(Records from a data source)

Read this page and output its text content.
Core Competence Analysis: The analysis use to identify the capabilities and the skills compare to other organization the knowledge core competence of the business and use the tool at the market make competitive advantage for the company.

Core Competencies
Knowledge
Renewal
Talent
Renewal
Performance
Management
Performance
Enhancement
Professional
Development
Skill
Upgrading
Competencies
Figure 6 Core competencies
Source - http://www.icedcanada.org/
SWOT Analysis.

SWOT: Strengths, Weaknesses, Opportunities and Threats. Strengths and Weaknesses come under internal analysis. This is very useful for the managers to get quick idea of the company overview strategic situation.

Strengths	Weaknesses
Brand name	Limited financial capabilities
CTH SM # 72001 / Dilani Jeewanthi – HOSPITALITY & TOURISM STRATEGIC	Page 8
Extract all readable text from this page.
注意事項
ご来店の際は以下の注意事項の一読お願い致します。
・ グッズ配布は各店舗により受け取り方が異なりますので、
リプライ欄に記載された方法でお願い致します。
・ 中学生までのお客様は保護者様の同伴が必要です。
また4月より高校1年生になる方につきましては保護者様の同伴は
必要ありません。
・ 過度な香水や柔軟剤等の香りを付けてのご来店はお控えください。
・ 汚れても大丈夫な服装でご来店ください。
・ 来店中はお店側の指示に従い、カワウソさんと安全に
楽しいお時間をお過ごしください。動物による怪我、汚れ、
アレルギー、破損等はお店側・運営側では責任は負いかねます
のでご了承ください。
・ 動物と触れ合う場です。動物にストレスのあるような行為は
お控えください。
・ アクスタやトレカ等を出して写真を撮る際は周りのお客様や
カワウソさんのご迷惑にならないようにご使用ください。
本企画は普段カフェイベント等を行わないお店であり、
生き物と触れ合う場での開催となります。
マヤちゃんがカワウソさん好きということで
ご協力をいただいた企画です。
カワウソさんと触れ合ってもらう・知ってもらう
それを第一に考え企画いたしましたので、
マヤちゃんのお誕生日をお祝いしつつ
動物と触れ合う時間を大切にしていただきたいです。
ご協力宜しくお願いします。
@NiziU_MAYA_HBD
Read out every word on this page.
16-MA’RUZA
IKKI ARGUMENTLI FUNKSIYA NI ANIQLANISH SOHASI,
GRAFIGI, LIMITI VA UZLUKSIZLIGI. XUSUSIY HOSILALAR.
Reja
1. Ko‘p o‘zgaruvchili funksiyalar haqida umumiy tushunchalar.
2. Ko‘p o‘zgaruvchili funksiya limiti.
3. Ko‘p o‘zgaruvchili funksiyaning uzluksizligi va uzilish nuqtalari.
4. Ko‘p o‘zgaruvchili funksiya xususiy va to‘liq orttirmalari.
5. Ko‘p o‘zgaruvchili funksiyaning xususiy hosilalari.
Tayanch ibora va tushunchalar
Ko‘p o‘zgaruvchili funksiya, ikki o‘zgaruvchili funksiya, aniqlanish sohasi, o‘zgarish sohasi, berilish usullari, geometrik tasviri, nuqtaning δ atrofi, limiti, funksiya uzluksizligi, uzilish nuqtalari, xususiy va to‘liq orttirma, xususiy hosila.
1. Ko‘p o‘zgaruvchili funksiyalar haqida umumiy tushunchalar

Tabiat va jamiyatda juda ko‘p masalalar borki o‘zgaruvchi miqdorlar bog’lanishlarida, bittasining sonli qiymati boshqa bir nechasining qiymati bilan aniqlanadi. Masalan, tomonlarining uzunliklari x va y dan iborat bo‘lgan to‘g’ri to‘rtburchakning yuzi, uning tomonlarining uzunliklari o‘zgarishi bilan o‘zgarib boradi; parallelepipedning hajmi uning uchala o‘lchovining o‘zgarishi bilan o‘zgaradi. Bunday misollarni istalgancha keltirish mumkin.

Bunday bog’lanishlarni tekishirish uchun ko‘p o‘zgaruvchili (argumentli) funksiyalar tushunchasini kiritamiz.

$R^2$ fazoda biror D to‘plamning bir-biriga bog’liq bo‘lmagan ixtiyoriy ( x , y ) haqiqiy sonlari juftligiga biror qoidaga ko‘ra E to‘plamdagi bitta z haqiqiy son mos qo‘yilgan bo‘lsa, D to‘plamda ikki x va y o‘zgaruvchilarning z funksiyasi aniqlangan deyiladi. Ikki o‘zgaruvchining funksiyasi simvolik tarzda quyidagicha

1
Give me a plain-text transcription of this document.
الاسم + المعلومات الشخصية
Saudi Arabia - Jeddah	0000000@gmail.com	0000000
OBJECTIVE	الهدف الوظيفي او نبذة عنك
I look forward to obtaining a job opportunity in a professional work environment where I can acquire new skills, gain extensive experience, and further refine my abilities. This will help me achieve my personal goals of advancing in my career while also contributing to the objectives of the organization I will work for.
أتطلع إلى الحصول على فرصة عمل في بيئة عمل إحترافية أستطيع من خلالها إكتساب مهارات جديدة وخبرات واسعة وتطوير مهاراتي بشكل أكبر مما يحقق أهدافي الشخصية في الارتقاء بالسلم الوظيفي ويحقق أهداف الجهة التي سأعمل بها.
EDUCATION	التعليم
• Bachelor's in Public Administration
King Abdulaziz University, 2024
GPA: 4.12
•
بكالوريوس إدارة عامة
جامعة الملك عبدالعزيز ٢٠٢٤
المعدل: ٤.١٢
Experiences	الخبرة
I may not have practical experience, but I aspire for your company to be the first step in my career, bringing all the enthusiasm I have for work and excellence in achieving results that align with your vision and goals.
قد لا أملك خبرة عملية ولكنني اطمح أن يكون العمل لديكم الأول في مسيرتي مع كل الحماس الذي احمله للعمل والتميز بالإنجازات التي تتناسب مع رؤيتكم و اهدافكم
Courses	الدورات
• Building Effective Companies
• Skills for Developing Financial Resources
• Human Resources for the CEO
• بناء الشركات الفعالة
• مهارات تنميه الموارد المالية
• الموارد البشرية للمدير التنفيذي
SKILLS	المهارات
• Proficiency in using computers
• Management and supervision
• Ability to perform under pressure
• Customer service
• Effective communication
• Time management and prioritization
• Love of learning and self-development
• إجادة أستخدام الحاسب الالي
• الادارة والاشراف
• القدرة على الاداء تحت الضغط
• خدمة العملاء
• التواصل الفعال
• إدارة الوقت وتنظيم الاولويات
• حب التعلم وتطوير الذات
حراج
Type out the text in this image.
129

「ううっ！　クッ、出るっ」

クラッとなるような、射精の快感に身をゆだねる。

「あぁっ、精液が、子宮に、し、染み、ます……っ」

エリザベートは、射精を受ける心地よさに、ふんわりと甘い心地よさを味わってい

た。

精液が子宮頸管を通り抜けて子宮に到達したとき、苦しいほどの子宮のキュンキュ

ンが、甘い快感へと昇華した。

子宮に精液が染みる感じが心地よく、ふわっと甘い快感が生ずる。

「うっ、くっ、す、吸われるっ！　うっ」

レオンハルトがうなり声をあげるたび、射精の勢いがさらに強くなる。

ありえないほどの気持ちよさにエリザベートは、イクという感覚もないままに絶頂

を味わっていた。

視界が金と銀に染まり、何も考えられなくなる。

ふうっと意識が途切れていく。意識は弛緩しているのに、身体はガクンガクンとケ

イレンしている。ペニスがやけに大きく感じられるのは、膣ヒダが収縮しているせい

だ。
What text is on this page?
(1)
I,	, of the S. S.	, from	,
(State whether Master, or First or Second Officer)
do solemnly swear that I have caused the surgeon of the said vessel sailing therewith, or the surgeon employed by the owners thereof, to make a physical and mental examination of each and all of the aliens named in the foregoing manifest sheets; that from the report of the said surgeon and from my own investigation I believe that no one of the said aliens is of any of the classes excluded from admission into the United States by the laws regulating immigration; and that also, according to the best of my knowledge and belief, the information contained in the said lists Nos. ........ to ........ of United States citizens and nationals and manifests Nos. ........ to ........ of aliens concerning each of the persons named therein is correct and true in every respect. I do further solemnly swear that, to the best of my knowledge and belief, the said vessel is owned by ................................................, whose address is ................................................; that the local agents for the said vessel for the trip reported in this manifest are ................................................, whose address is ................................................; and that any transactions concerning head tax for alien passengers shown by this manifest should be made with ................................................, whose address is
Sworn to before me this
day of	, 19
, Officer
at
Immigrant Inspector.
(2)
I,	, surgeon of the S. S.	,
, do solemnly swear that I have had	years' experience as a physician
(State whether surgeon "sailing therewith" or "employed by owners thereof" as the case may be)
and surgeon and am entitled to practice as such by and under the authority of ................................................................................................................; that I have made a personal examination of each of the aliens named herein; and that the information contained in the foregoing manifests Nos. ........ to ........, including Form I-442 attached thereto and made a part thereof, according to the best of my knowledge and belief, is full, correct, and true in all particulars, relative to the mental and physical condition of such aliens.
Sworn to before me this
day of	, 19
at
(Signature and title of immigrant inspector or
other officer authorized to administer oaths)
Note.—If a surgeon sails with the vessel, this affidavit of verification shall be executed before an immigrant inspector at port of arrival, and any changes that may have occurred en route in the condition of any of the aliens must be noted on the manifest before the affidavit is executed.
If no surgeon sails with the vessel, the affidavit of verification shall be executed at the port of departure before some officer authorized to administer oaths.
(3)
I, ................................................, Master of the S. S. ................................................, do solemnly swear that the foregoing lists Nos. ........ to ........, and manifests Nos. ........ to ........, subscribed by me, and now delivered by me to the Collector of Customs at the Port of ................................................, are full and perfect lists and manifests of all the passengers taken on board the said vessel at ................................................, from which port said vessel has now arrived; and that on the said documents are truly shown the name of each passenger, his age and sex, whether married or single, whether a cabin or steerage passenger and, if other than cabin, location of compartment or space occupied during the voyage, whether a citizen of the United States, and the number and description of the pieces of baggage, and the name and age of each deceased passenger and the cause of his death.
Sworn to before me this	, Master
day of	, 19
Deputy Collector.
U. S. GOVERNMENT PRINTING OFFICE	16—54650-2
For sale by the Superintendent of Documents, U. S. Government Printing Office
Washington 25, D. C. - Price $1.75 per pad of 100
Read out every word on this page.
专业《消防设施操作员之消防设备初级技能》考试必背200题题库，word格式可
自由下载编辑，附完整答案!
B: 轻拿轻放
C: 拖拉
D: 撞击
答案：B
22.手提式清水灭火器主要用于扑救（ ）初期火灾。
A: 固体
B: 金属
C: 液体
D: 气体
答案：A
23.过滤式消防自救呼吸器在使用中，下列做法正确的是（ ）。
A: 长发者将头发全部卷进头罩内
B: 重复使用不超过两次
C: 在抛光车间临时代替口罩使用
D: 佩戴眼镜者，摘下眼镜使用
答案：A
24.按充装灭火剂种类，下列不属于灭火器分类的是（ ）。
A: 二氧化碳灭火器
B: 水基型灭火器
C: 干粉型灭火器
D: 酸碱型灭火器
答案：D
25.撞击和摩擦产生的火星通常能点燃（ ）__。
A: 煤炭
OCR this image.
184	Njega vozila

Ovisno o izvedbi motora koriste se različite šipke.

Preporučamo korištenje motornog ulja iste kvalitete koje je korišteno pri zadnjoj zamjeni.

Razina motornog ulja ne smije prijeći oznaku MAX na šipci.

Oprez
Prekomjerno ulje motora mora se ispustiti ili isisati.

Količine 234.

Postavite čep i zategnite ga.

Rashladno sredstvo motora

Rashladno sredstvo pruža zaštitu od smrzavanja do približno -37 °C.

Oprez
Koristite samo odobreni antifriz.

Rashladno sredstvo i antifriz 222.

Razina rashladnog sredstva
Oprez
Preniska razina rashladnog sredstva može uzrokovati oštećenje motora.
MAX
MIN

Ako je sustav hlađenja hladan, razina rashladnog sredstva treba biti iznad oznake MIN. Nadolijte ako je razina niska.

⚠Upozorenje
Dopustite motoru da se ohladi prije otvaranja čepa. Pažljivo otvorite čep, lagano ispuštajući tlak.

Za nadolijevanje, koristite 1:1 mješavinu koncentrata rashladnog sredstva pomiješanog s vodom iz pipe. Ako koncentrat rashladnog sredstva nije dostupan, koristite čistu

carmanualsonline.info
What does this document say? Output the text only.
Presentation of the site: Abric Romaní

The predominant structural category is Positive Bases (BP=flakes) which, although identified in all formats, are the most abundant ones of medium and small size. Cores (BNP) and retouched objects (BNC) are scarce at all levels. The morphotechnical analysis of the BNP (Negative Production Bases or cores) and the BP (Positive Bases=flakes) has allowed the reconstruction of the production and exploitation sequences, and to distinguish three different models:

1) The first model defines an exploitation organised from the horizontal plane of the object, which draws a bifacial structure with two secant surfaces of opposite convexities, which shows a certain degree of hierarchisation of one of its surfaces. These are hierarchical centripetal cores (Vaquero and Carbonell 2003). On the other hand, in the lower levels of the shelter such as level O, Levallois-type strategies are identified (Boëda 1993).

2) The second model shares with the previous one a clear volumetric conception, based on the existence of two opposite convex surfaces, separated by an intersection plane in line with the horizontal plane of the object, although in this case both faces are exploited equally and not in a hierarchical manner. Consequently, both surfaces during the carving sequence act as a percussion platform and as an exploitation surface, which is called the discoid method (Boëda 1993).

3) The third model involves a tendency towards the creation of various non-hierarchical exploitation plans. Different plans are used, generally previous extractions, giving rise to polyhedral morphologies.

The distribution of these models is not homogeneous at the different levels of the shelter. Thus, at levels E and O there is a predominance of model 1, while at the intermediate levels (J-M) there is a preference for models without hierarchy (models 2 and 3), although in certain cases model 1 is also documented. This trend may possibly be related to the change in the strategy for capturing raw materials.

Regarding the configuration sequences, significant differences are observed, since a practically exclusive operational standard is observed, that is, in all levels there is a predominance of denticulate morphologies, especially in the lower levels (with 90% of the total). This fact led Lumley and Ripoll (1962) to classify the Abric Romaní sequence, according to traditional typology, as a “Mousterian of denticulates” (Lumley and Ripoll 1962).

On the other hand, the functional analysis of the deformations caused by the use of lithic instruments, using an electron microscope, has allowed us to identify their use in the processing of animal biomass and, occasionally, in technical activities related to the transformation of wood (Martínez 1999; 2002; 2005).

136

→ WHAT THIS TASK INVOLVES
Show each line of the listing that holds the string "image".

→ FULL RESPONSE
Type out the text in this image.
OCR this image.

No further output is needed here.